Task directions:
Write out the material again exactly, please, and omit the pictures.

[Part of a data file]

<<<<

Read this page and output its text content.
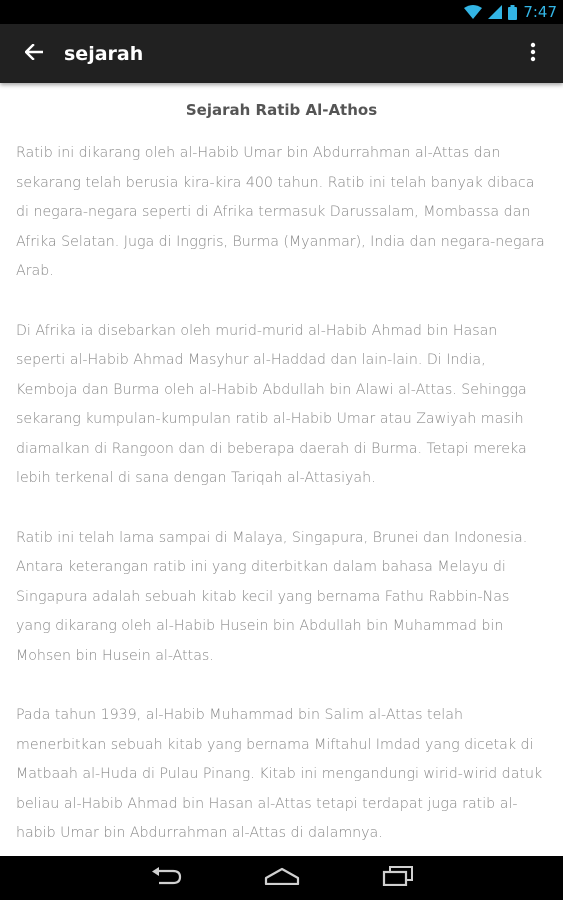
7:47
sejarah
Sejarah Ratib Al-Athos

Ratib ini dikarang oleh al-Habib Umar bin Abdurrahman al-Attas dan sekarang telah berusia kira-kira 400 tahun. Ratib ini telah banyak dibaca di negara-negara seperti di Afrika termasuk Darussalam, Mombassa dan Afrika Selatan. Juga di Inggris, Burma (Myanmar), India dan negara-negara Arab.

Di Afrika ia disebarkan oleh murid-murid al-Habib Ahmad bin Hasan seperti al-Habib Ahmad Masyhur al-Haddad dan lain-lain. Di India, Kemboja dan Burma oleh al-Habib Abdullah bin Alawi al-Attas. Sehingga sekarang kumpulan-kumpulan ratib al-Habib Umar atau Zawiyah masih diamalkan di Rangoon dan di beberapa daerah di Burma. Tetapi mereka lebih terkenal di sana dengan Tariqah al-Attasiyah.

Ratib ini telah lama sampai di Malaya, Singapura, Brunei dan Indonesia. Antara keterangan ratib ini yang diterbitkan dalam bahasa Melayu di Singapura adalah sebuah kitab kecil yang bernama Fathu Rabbin-Nas yang dikarang oleh al-Habib Husein bin Abdullah bin Muhammad bin Mohsen bin Husein al-Attas.

Pada tahun 1939, al-Habib Muhammad bin Salim al-Attas telah menerbitkan sebuah kitab yang bernama Miftahul Imdad yang dicetak di Matbaah al-Huda di Pulau Pinang. Kitab ini mengandungi wirid-wirid datuk beliau al-Habib Ahmad bin Hasan al-Attas tetapi terdapat juga ratib al-habib Umar bin Abdurrahman al-Attas di dalamnya.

>>>>

Output for this exercise:
Read this page and output its text content.
7:47
sejarah
Sejarah Ratib Al-Athos

Ratib ini dikarang oleh al-Habib Umar bin Abdurrahman al-Attas dan sekarang telah berusia kira-kira 400 tahun. Ratib ini telah banyak dibaca di negara-negara seperti di Afrika termasuk Darussalam, Mombassa dan Afrika Selatan. Juga di Inggris, Burma (Myanmar), India dan negara-negara Arab.

Di Afrika ia disebarkan oleh murid-murid al-Habib Ahmad bin Hasan seperti al-Habib Ahmad Masyhur al-Haddad dan lain-lain. Di India, Kemboja dan Burma oleh al-Habib Abdullah bin Alawi al-Attas. Sehingga sekarang kumpulan-kumpulan ratib al-Habib Umar atau Zawiyah masih diamalkan di Rangoon dan di beberapa daerah di Burma. Tetapi mereka lebih terkenal di sana dengan Tariqah al-Attasiyah.

Ratib ini telah lama sampai di Malaya, Singapura, Brunei dan Indonesia. Antara keterangan ratib ini yang diterbitkan dalam bahasa Melayu di Singapura adalah sebuah kitab kecil yang bernama Fathu Rabbin-Nas yang dikarang oleh al-Habib Husein bin Abdullah bin Muhammad bin Mohsen bin Husein al-Attas.

Pada tahun 1939, al-Habib Muhammad bin Salim al-Attas telah menerbitkan sebuah kitab yang bernama Miftahul Imdad yang dicetak di Matbaah al-Huda di Pulau Pinang. Kitab ini mengandungi wirid-wirid datuk beliau al-Habib Ahmad bin Hasan al-Attas tetapi terdapat juga ratib al-habib Umar bin Abdurrahman al-Attas di dalamnya.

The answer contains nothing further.